[Dataset records]
□ □ □
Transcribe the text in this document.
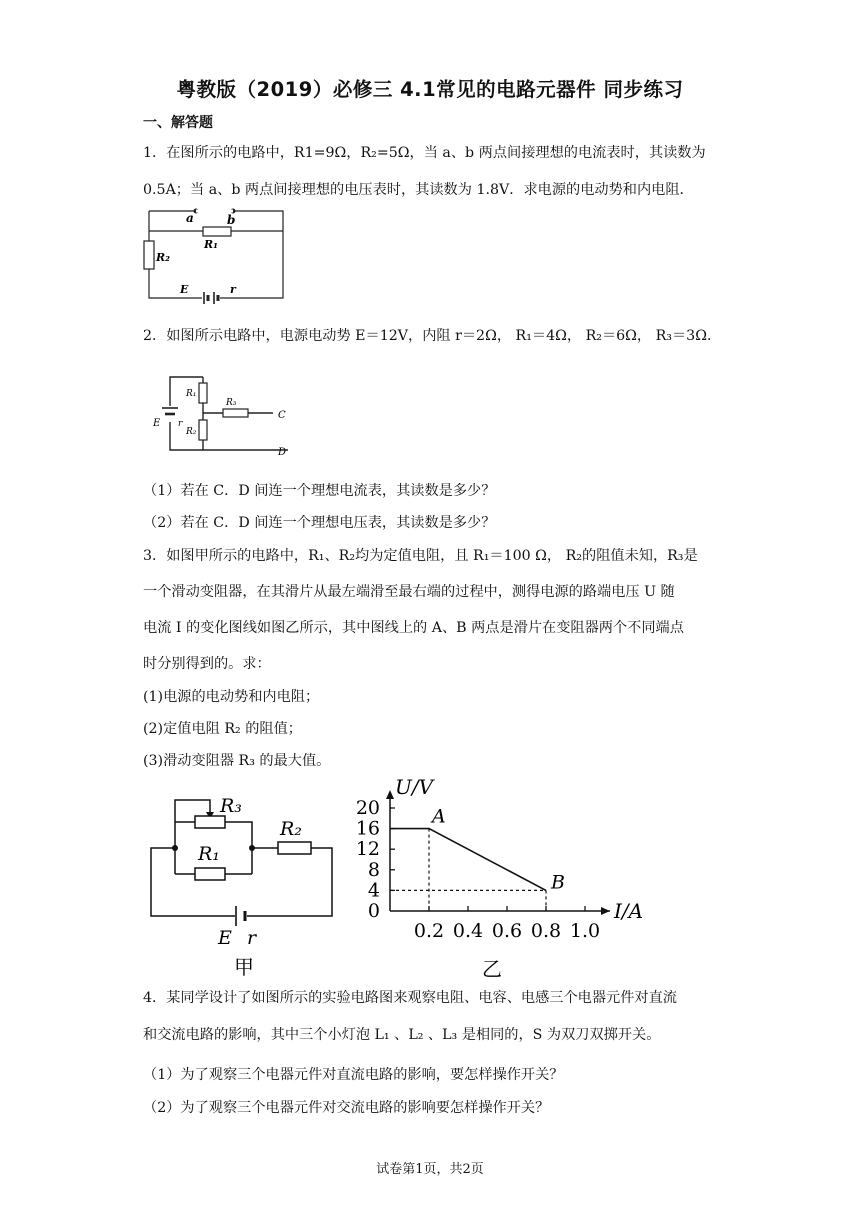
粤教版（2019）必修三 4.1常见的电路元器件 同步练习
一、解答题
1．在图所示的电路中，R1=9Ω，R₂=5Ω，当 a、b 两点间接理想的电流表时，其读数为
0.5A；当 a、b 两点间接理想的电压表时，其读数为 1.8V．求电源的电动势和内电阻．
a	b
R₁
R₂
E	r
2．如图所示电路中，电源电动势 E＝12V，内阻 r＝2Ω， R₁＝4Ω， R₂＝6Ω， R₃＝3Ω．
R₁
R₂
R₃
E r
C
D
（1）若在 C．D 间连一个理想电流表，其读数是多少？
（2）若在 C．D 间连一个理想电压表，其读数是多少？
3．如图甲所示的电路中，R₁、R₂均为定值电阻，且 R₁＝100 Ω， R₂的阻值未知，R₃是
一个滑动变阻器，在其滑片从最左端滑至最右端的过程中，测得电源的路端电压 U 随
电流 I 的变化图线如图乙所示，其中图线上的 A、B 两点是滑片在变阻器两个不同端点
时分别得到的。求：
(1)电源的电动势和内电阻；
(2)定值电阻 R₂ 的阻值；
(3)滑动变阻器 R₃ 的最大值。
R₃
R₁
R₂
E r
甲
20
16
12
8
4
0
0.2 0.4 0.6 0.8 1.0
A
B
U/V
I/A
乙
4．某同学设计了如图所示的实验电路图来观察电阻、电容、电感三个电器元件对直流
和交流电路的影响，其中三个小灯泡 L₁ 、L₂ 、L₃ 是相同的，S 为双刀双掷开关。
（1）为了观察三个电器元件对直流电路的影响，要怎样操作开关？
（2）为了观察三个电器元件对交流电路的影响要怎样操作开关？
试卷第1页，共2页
□ □ □
**EXERCISE PROMPT**
Every entry must be reproduced exactly, with the images left out.

**CORRECT RESULT**
Transcribe the text in this document.
粤教版（2019）必修三 4.1常见的电路元器件 同步练习
一、解答题
1．在图所示的电路中，R1=9Ω，R₂=5Ω，当 a、b 两点间接理想的电流表时，其读数为
0.5A；当 a、b 两点间接理想的电压表时，其读数为 1.8V．求电源的电动势和内电阻．
a	b
R₁
R₂
E	r
2．如图所示电路中，电源电动势 E＝12V，内阻 r＝2Ω， R₁＝4Ω， R₂＝6Ω， R₃＝3Ω．
R₁
R₂
R₃
E r
C
D
（1）若在 C．D 间连一个理想电流表，其读数是多少？
（2）若在 C．D 间连一个理想电压表，其读数是多少？
3．如图甲所示的电路中，R₁、R₂均为定值电阻，且 R₁＝100 Ω， R₂的阻值未知，R₃是
一个滑动变阻器，在其滑片从最左端滑至最右端的过程中，测得电源的路端电压 U 随
电流 I 的变化图线如图乙所示，其中图线上的 A、B 两点是滑片在变阻器两个不同端点
时分别得到的。求：
(1)电源的电动势和内电阻；
(2)定值电阻 R₂ 的阻值；
(3)滑动变阻器 R₃ 的最大值。
R₃
R₁
R₂
E r
甲
20
16
12
8
4
0
0.2 0.4 0.6 0.8 1.0
A
B
U/V
I/A
乙
4．某同学设计了如图所示的实验电路图来观察电阻、电容、电感三个电器元件对直流
和交流电路的影响，其中三个小灯泡 L₁ 、L₂ 、L₃ 是相同的，S 为双刀双掷开关。
（1）为了观察三个电器元件对直流电路的影响，要怎样操作开关？
（2）为了观察三个电器元件对交流电路的影响要怎样操作开关？
试卷第1页，共2页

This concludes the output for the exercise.